Given exercise -> Locate every line in the material below that has the word "this". Copy each of those lines.

┌─ Records to use

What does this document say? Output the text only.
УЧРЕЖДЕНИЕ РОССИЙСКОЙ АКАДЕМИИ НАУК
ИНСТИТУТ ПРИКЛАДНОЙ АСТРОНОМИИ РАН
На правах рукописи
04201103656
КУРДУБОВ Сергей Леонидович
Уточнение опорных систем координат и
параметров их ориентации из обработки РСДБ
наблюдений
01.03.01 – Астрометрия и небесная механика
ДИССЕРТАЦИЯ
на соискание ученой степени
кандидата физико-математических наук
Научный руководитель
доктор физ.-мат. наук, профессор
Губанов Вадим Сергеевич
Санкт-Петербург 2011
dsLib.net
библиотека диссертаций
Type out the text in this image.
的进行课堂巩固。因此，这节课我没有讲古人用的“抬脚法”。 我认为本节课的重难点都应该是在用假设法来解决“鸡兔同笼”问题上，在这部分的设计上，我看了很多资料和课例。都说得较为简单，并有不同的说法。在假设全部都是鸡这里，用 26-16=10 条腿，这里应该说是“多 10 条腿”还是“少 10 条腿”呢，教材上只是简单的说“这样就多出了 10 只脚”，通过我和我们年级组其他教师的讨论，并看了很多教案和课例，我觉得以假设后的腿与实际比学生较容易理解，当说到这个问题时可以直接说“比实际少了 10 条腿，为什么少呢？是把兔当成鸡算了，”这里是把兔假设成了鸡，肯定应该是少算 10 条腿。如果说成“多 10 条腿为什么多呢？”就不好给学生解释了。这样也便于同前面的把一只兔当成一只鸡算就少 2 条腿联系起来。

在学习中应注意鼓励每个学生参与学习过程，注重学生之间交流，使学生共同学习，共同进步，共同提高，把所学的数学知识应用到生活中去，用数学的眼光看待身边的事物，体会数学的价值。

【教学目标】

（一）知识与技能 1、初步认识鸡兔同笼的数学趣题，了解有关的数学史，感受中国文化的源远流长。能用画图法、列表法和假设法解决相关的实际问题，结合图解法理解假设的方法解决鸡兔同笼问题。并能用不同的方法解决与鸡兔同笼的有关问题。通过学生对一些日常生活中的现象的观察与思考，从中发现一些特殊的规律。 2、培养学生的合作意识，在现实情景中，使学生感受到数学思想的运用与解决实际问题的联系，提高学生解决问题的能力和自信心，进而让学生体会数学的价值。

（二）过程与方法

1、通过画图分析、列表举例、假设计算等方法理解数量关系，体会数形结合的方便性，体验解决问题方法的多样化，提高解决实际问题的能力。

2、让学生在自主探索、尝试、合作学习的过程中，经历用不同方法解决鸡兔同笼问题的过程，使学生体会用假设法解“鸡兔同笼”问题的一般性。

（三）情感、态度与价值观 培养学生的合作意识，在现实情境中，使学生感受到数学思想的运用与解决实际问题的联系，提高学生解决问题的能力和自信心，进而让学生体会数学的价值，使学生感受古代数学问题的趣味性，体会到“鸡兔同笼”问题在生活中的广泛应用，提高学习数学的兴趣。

└─

Completed task ->
What does this document say? Output the text only.
Type out the text in this image.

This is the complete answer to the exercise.